Consigne: Reproduisez à l'identique toutes les lignes du matériel ci-dessous, sans y inclure les images.

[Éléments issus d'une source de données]

◇ ◇ ◇ ◇ ◇

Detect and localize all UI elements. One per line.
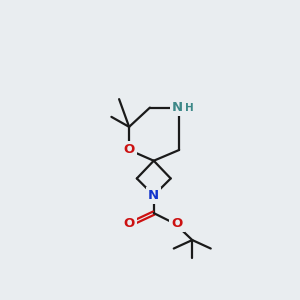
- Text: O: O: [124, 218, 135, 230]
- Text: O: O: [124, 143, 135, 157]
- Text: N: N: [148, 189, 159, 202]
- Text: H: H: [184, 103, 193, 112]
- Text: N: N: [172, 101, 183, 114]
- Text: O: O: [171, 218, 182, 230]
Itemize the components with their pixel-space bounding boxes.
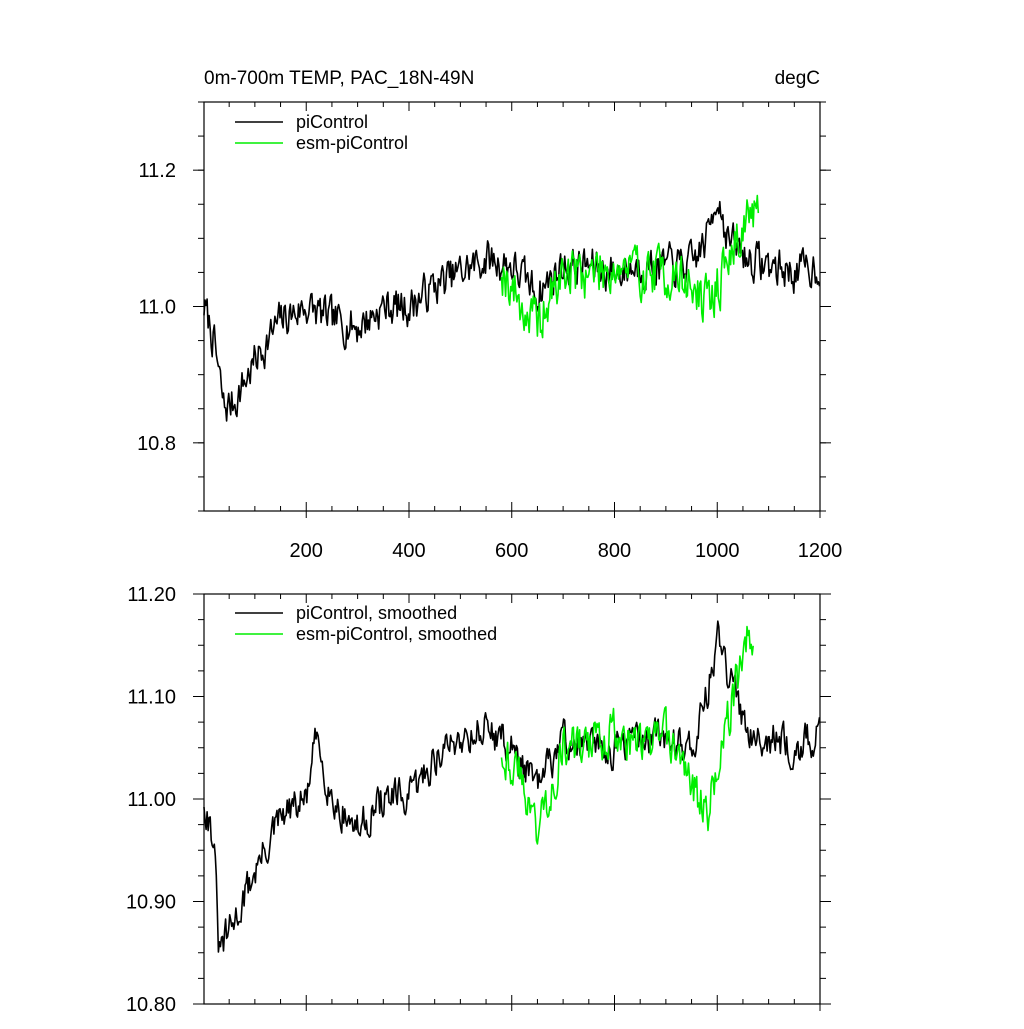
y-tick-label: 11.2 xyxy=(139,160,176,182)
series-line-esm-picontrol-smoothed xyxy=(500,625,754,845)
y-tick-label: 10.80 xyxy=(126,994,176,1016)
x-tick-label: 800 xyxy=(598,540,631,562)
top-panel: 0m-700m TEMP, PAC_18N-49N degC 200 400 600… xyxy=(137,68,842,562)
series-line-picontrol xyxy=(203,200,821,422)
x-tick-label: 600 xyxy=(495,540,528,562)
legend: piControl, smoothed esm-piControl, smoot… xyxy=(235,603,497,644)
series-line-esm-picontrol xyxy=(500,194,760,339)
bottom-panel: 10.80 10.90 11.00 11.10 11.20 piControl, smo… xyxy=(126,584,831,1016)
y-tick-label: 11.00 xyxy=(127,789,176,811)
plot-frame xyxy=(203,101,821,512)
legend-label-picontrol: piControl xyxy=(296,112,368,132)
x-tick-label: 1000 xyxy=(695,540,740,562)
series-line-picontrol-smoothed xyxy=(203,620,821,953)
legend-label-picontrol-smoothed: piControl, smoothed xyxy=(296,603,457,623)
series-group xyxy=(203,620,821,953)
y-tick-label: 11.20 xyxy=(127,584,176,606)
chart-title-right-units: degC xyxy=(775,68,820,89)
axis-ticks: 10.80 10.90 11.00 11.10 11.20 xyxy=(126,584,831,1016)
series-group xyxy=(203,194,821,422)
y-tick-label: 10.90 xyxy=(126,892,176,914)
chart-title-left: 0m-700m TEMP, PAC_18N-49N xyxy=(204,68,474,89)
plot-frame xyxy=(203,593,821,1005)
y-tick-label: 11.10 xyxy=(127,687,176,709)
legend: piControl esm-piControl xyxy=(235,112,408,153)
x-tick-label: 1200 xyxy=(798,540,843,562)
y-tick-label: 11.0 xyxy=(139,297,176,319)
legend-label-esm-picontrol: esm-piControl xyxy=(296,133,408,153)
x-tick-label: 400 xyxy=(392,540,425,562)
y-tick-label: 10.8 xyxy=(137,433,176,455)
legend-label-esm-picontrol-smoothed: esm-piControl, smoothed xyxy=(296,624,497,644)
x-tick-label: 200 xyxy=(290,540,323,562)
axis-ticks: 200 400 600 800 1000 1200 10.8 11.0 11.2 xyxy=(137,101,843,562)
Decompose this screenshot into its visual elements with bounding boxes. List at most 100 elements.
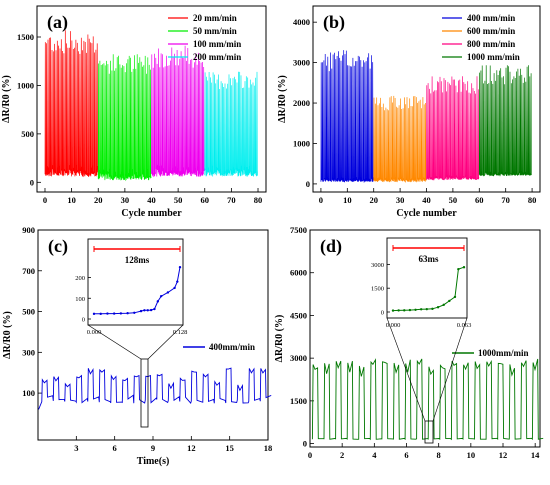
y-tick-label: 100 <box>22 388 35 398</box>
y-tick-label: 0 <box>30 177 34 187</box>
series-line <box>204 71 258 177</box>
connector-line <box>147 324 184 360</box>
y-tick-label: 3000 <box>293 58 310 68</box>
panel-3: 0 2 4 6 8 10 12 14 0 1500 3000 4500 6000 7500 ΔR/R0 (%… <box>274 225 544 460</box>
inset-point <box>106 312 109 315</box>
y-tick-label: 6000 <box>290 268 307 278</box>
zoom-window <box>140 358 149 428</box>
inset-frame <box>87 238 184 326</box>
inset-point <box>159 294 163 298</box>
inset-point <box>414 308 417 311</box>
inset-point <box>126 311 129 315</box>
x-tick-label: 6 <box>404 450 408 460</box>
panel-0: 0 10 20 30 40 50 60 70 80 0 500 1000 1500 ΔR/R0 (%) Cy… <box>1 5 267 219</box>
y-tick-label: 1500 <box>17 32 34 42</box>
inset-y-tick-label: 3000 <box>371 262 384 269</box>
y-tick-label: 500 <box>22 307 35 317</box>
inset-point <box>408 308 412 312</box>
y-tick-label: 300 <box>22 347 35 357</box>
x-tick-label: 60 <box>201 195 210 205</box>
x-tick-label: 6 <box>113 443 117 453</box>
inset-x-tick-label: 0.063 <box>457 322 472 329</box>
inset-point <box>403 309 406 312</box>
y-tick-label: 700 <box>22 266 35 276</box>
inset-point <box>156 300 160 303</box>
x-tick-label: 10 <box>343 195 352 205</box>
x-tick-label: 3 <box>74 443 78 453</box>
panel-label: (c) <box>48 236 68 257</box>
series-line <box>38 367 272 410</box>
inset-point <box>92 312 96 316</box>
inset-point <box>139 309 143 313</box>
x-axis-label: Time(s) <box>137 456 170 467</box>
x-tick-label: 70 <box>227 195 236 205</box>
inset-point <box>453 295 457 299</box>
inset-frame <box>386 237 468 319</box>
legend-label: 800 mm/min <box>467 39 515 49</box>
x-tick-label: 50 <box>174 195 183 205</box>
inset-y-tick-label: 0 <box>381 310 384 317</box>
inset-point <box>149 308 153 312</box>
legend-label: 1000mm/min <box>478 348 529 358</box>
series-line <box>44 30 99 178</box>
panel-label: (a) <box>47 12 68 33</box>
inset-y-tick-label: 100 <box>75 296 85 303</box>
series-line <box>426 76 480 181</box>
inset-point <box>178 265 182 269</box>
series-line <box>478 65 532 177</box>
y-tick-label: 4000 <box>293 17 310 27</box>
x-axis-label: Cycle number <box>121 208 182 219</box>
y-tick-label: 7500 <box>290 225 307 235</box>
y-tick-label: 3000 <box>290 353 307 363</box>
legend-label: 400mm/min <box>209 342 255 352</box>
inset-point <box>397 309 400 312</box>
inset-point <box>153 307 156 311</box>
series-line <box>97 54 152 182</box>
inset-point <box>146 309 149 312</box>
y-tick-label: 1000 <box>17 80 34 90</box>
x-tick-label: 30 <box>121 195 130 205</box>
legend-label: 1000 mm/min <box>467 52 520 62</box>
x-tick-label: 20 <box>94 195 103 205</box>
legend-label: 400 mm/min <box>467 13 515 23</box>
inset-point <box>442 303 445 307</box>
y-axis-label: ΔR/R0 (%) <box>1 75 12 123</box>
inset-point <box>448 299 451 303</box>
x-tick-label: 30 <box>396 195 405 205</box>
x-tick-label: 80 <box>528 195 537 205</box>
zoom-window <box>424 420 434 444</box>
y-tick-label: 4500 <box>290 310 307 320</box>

◇ ◇ ◇ ◇ ◇

Réponse attendue:
Detect and localize all UI elements. One per line.
- Text: O: O: [124, 218, 135, 230]
- Text: O: O: [124, 143, 135, 157]
- Text: N: N: [148, 189, 159, 202]
- Text: H: H: [184, 103, 193, 112]
- Text: N: N: [172, 101, 183, 114]
- Text: O: O: [171, 218, 182, 230]
Itemize the components with their pixel-space bounding boxes.
y-tick-label: 11.2 xyxy=(139,160,176,182)
series-line-esm-picontrol-smoothed xyxy=(500,625,754,845)
y-tick-label: 10.80 xyxy=(126,994,176,1016)
x-tick-label: 800 xyxy=(598,540,631,562)
top-panel: 0m-700m TEMP, PAC_18N-49N degC 200 400 600… xyxy=(137,68,842,562)
series-line-picontrol xyxy=(203,200,821,422)
x-tick-label: 600 xyxy=(495,540,528,562)
legend: piControl, smoothed esm-piControl, smoot… xyxy=(235,603,497,644)
series-line-esm-picontrol xyxy=(500,194,760,339)
bottom-panel: 10.80 10.90 11.00 11.10 11.20 piControl, smo… xyxy=(126,584,831,1016)
y-tick-label: 11.00 xyxy=(127,789,176,811)
plot-frame xyxy=(203,101,821,512)
legend-label-picontrol: piControl xyxy=(296,112,368,132)
x-tick-label: 1000 xyxy=(695,540,740,562)
series-line-picontrol-smoothed xyxy=(203,620,821,953)
legend-label-picontrol-smoothed: piControl, smoothed xyxy=(296,603,457,623)
series-group xyxy=(203,620,821,953)
y-tick-label: 11.20 xyxy=(127,584,176,606)
chart-title-right-units: degC xyxy=(775,68,820,89)
axis-ticks: 10.80 10.90 11.00 11.10 11.20 xyxy=(126,584,831,1016)
series-group xyxy=(203,194,821,422)
y-tick-label: 10.90 xyxy=(126,892,176,914)
chart-title-left: 0m-700m TEMP, PAC_18N-49N xyxy=(204,68,474,89)
plot-frame xyxy=(203,593,821,1005)
y-tick-label: 11.10 xyxy=(127,687,176,709)
legend: piControl esm-piControl xyxy=(235,112,408,153)
x-tick-label: 1200 xyxy=(798,540,843,562)
y-tick-label: 11.0 xyxy=(139,297,176,319)
legend-label-esm-picontrol: esm-piControl xyxy=(296,133,408,153)
x-tick-label: 400 xyxy=(392,540,425,562)
y-tick-label: 10.8 xyxy=(137,433,176,455)
legend-label-esm-picontrol-smoothed: esm-piControl, smoothed xyxy=(296,624,497,644)
x-tick-label: 200 xyxy=(290,540,323,562)
axis-ticks: 200 400 600 800 1000 1200 10.8 11.0 11.2 xyxy=(137,101,843,562)
Decompose this screenshot into its visual elements with bounding boxes. List at most 100 elements.
y-tick-label: 100 <box>22 388 35 398</box>
y-tick-label: 0 <box>30 177 34 187</box>
series-line <box>204 71 258 177</box>
connector-line <box>147 324 184 360</box>
y-tick-label: 3000 <box>293 58 310 68</box>
panel-3: 0 2 4 6 8 10 12 14 0 1500 3000 4500 6000 7500 ΔR/R0 (%… <box>274 225 544 460</box>
inset-point <box>106 312 109 315</box>
y-tick-label: 6000 <box>290 268 307 278</box>
zoom-window <box>140 358 149 428</box>
inset-frame <box>87 238 184 326</box>
inset-point <box>159 294 163 298</box>
inset-point <box>414 308 417 311</box>
inset-point <box>126 311 129 315</box>
x-tick-label: 6 <box>404 450 408 460</box>
panel-0: 0 10 20 30 40 50 60 70 80 0 500 1000 1500 ΔR/R0 (%) Cy… <box>1 5 267 219</box>
y-tick-label: 1500 <box>17 32 34 42</box>
inset-y-tick-label: 3000 <box>371 262 384 269</box>
y-tick-label: 500 <box>22 307 35 317</box>
inset-point <box>408 308 412 312</box>
y-tick-label: 300 <box>22 347 35 357</box>
x-tick-label: 60 <box>201 195 210 205</box>
x-tick-label: 6 <box>113 443 117 453</box>
inset-x-tick-label: 0.063 <box>457 322 472 329</box>
inset-point <box>403 309 406 312</box>
y-tick-label: 700 <box>22 266 35 276</box>
inset-point <box>156 300 160 303</box>
x-tick-label: 10 <box>343 195 352 205</box>
x-tick-label: 3 <box>74 443 78 453</box>
panel-label: (c) <box>48 236 68 257</box>
series-line <box>38 367 272 410</box>
inset-point <box>92 312 96 316</box>
inset-point <box>139 309 143 313</box>
x-axis-label: Time(s) <box>137 456 170 467</box>
x-tick-label: 70 <box>227 195 236 205</box>
inset-point <box>453 295 457 299</box>
inset-frame <box>386 237 468 319</box>
legend-label: 800 mm/min <box>467 39 515 49</box>
x-tick-label: 50 <box>174 195 183 205</box>
inset-y-tick-label: 0 <box>381 310 384 317</box>
inset-point <box>149 308 153 312</box>
legend-label: 1000mm/min <box>478 348 529 358</box>
series-line <box>44 30 99 178</box>
panel-label: (a) <box>47 12 68 33</box>
inset-y-tick-label: 100 <box>75 296 85 303</box>
series-line <box>426 76 480 181</box>
inset-point <box>178 265 182 269</box>
series-line <box>478 65 532 177</box>
y-tick-label: 4000 <box>293 17 310 27</box>
x-axis-label: Cycle number <box>121 208 182 219</box>
y-tick-label: 7500 <box>290 225 307 235</box>
y-tick-label: 3000 <box>290 353 307 363</box>
legend-label: 400mm/min <box>209 342 255 352</box>
inset-point <box>397 309 400 312</box>
inset-point <box>153 307 156 311</box>
series-line <box>97 54 152 182</box>
inset-point <box>146 309 149 312</box>
y-tick-label: 1000 <box>17 80 34 90</box>
x-tick-label: 30 <box>121 195 130 205</box>
legend-label: 1000 mm/min <box>467 52 520 62</box>
x-tick-label: 20 <box>94 195 103 205</box>
legend-label: 400 mm/min <box>467 13 515 23</box>
inset-point <box>442 303 445 307</box>
y-axis-label: ΔR/R0 (%) <box>1 75 12 123</box>
inset-point <box>448 299 451 303</box>
x-tick-label: 30 <box>396 195 405 205</box>
x-tick-label: 80 <box>528 195 537 205</box>
zoom-window <box>424 420 434 444</box>
y-tick-label: 4500 <box>290 310 307 320</box>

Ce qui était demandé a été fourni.